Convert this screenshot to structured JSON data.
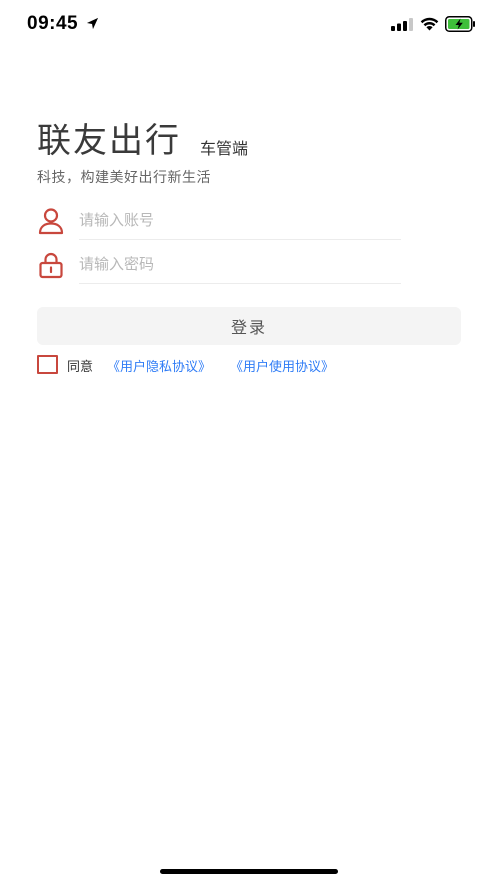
{
  "status_bar": {
    "time": "09:45",
    "icons": [
      "location-arrow-icon",
      "signal-icon",
      "wifi-icon",
      "battery-charging-icon"
    ]
  },
  "brand": {
    "title": "联友出行",
    "subtitle": "车管端",
    "slogan": "科技，构建美好出行新生活"
  },
  "form": {
    "username_placeholder": "请输入账号",
    "password_placeholder": "请输入密码",
    "login_label": "登录"
  },
  "agreement": {
    "prefix": "同意",
    "privacy_link": "《用户隐私协议》",
    "user_link": "《用户使用协议》",
    "checked": false
  },
  "colors": {
    "accent_red": "#c8473d",
    "link_blue": "#2f7cf6",
    "button_bg": "#f4f4f4",
    "battery_green": "#3fbf3a"
  }
}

┄┄┄┄┄┄

Omit every picture, then reproduce the rest of the listing exactly.

Convert this screenshot to structured JSON data.
{
  "status_bar": {
    "time": "09:45",
    "icons": [
      "location-arrow-icon",
      "signal-icon",
      "wifi-icon",
      "battery-charging-icon"
    ]
  },
  "brand": {
    "title": "联友出行",
    "subtitle": "车管端",
    "slogan": "科技，构建美好出行新生活"
  },
  "form": {
    "username_placeholder": "请输入账号",
    "password_placeholder": "请输入密码",
    "login_label": "登录"
  },
  "agreement": {
    "prefix": "同意",
    "privacy_link": "《用户隐私协议》",
    "user_link": "《用户使用协议》",
    "checked": false
  },
  "colors": {
    "accent_red": "#c8473d",
    "link_blue": "#2f7cf6",
    "button_bg": "#f4f4f4",
    "battery_green": "#3fbf3a"
  }
}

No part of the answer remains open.